» **Directions**
Your task is to copy every line of this material exactly.

** START Information given **

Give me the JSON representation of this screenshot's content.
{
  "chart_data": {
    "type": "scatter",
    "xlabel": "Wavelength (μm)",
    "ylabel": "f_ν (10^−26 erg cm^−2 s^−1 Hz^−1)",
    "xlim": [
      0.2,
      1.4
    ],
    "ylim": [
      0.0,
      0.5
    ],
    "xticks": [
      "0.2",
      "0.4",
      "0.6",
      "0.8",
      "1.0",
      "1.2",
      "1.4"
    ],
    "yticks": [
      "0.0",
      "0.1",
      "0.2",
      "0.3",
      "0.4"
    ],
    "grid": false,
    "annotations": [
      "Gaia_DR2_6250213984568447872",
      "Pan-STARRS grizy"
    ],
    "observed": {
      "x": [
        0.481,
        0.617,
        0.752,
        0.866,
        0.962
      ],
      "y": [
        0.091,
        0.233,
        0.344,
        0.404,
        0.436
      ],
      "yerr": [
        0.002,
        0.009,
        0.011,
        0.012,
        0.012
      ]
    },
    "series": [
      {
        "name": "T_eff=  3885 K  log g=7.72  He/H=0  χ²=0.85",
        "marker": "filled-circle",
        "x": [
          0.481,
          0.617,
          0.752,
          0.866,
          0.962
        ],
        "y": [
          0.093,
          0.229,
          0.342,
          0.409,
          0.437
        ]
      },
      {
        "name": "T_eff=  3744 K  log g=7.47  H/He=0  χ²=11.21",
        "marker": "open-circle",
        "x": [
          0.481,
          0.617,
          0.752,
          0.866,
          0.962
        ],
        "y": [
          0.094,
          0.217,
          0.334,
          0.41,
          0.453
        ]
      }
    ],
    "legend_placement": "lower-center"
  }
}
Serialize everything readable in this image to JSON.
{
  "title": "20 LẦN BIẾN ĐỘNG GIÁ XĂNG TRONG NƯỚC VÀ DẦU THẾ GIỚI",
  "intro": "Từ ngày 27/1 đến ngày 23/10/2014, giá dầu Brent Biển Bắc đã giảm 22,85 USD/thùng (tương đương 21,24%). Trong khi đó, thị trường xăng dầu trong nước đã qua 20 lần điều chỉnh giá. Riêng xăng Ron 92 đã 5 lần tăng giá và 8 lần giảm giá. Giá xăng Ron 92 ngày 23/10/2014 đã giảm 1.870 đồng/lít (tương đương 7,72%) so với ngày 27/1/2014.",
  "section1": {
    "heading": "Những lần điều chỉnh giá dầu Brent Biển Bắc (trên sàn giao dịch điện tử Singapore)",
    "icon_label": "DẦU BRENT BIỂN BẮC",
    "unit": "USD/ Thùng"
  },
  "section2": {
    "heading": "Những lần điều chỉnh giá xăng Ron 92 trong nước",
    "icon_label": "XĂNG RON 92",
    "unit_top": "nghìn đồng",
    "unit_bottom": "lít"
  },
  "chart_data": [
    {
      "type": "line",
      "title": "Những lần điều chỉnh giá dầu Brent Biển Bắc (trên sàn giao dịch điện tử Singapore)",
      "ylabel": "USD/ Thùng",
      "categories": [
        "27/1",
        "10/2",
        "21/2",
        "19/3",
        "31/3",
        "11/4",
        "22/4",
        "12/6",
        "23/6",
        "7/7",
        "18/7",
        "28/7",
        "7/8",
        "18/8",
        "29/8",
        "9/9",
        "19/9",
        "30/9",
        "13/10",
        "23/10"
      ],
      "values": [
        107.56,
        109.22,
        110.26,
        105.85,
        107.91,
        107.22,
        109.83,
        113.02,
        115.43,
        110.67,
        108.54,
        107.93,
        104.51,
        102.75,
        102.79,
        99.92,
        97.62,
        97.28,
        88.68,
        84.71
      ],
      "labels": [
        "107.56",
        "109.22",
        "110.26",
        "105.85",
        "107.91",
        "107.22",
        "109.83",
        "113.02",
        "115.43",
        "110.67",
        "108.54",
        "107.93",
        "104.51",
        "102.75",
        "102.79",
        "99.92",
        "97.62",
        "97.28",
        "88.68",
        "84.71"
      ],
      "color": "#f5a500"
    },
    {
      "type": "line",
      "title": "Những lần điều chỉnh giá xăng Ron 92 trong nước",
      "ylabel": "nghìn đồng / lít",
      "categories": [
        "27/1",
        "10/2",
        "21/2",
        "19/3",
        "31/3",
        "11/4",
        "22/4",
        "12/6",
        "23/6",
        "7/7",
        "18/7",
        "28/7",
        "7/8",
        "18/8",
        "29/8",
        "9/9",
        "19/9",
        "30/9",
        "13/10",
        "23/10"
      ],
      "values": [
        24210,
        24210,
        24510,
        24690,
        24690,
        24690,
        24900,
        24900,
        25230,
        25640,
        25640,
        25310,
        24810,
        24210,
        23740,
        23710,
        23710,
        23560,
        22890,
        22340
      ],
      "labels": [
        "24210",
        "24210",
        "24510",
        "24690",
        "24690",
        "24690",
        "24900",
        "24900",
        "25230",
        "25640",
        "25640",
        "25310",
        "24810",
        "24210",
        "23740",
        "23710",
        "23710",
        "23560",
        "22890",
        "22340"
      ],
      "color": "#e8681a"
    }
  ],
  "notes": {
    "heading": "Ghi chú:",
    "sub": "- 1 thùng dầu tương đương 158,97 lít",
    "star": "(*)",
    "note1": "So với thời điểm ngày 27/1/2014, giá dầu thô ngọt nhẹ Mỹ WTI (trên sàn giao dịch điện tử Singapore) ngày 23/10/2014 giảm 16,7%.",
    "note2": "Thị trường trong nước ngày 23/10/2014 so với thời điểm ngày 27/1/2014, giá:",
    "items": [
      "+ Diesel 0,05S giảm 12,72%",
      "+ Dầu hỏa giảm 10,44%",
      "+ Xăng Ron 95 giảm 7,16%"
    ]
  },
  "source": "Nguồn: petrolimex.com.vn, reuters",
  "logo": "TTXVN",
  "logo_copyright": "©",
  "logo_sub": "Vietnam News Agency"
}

** END Information given **

» **Problem solution**
Give me the JSON representation of this screenshot's content.
{
  "chart_data": {
    "type": "scatter",
    "xlabel": "Wavelength (μm)",
    "ylabel": "f_ν (10^−26 erg cm^−2 s^−1 Hz^−1)",
    "xlim": [
      0.2,
      1.4
    ],
    "ylim": [
      0.0,
      0.5
    ],
    "xticks": [
      "0.2",
      "0.4",
      "0.6",
      "0.8",
      "1.0",
      "1.2",
      "1.4"
    ],
    "yticks": [
      "0.0",
      "0.1",
      "0.2",
      "0.3",
      "0.4"
    ],
    "grid": false,
    "annotations": [
      "Gaia_DR2_6250213984568447872",
      "Pan-STARRS grizy"
    ],
    "observed": {
      "x": [
        0.481,
        0.617,
        0.752,
        0.866,
        0.962
      ],
      "y": [
        0.091,
        0.233,
        0.344,
        0.404,
        0.436
      ],
      "yerr": [
        0.002,
        0.009,
        0.011,
        0.012,
        0.012
      ]
    },
    "series": [
      {
        "name": "T_eff=  3885 K  log g=7.72  He/H=0  χ²=0.85",
        "marker": "filled-circle",
        "x": [
          0.481,
          0.617,
          0.752,
          0.866,
          0.962
        ],
        "y": [
          0.093,
          0.229,
          0.342,
          0.409,
          0.437
        ]
      },
      {
        "name": "T_eff=  3744 K  log g=7.47  H/He=0  χ²=11.21",
        "marker": "open-circle",
        "x": [
          0.481,
          0.617,
          0.752,
          0.866,
          0.962
        ],
        "y": [
          0.094,
          0.217,
          0.334,
          0.41,
          0.453
        ]
      }
    ],
    "legend_placement": "lower-center"
  }
}
Serialize everything readable in this image to JSON.
{
  "title": "20 LẦN BIẾN ĐỘNG GIÁ XĂNG TRONG NƯỚC VÀ DẦU THẾ GIỚI",
  "intro": "Từ ngày 27/1 đến ngày 23/10/2014, giá dầu Brent Biển Bắc đã giảm 22,85 USD/thùng (tương đương 21,24%). Trong khi đó, thị trường xăng dầu trong nước đã qua 20 lần điều chỉnh giá. Riêng xăng Ron 92 đã 5 lần tăng giá và 8 lần giảm giá. Giá xăng Ron 92 ngày 23/10/2014 đã giảm 1.870 đồng/lít (tương đương 7,72%) so với ngày 27/1/2014.",
  "section1": {
    "heading": "Những lần điều chỉnh giá dầu Brent Biển Bắc (trên sàn giao dịch điện tử Singapore)",
    "icon_label": "DẦU BRENT BIỂN BẮC",
    "unit": "USD/ Thùng"
  },
  "section2": {
    "heading": "Những lần điều chỉnh giá xăng Ron 92 trong nước",
    "icon_label": "XĂNG RON 92",
    "unit_top": "nghìn đồng",
    "unit_bottom": "lít"
  },
  "chart_data": [
    {
      "type": "line",
      "title": "Những lần điều chỉnh giá dầu Brent Biển Bắc (trên sàn giao dịch điện tử Singapore)",
      "ylabel": "USD/ Thùng",
      "categories": [
        "27/1",
        "10/2",
        "21/2",
        "19/3",
        "31/3",
        "11/4",
        "22/4",
        "12/6",
        "23/6",
        "7/7",
        "18/7",
        "28/7",
        "7/8",
        "18/8",
        "29/8",
        "9/9",
        "19/9",
        "30/9",
        "13/10",
        "23/10"
      ],
      "values": [
        107.56,
        109.22,
        110.26,
        105.85,
        107.91,
        107.22,
        109.83,
        113.02,
        115.43,
        110.67,
        108.54,
        107.93,
        104.51,
        102.75,
        102.79,
        99.92,
        97.62,
        97.28,
        88.68,
        84.71
      ],
      "labels": [
        "107.56",
        "109.22",
        "110.26",
        "105.85",
        "107.91",
        "107.22",
        "109.83",
        "113.02",
        "115.43",
        "110.67",
        "108.54",
        "107.93",
        "104.51",
        "102.75",
        "102.79",
        "99.92",
        "97.62",
        "97.28",
        "88.68",
        "84.71"
      ],
      "color": "#f5a500"
    },
    {
      "type": "line",
      "title": "Những lần điều chỉnh giá xăng Ron 92 trong nước",
      "ylabel": "nghìn đồng / lít",
      "categories": [
        "27/1",
        "10/2",
        "21/2",
        "19/3",
        "31/3",
        "11/4",
        "22/4",
        "12/6",
        "23/6",
        "7/7",
        "18/7",
        "28/7",
        "7/8",
        "18/8",
        "29/8",
        "9/9",
        "19/9",
        "30/9",
        "13/10",
        "23/10"
      ],
      "values": [
        24210,
        24210,
        24510,
        24690,
        24690,
        24690,
        24900,
        24900,
        25230,
        25640,
        25640,
        25310,
        24810,
        24210,
        23740,
        23710,
        23710,
        23560,
        22890,
        22340
      ],
      "labels": [
        "24210",
        "24210",
        "24510",
        "24690",
        "24690",
        "24690",
        "24900",
        "24900",
        "25230",
        "25640",
        "25640",
        "25310",
        "24810",
        "24210",
        "23740",
        "23710",
        "23710",
        "23560",
        "22890",
        "22340"
      ],
      "color": "#e8681a"
    }
  ],
  "notes": {
    "heading": "Ghi chú:",
    "sub": "- 1 thùng dầu tương đương 158,97 lít",
    "star": "(*)",
    "note1": "So với thời điểm ngày 27/1/2014, giá dầu thô ngọt nhẹ Mỹ WTI (trên sàn giao dịch điện tử Singapore) ngày 23/10/2014 giảm 16,7%.",
    "note2": "Thị trường trong nước ngày 23/10/2014 so với thời điểm ngày 27/1/2014, giá:",
    "items": [
      "+ Diesel 0,05S giảm 12,72%",
      "+ Dầu hỏa giảm 10,44%",
      "+ Xăng Ron 95 giảm 7,16%"
    ]
  },
  "source": "Nguồn: petrolimex.com.vn, reuters",
  "logo": "TTXVN",
  "logo_copyright": "©",
  "logo_sub": "Vietnam News Agency"
}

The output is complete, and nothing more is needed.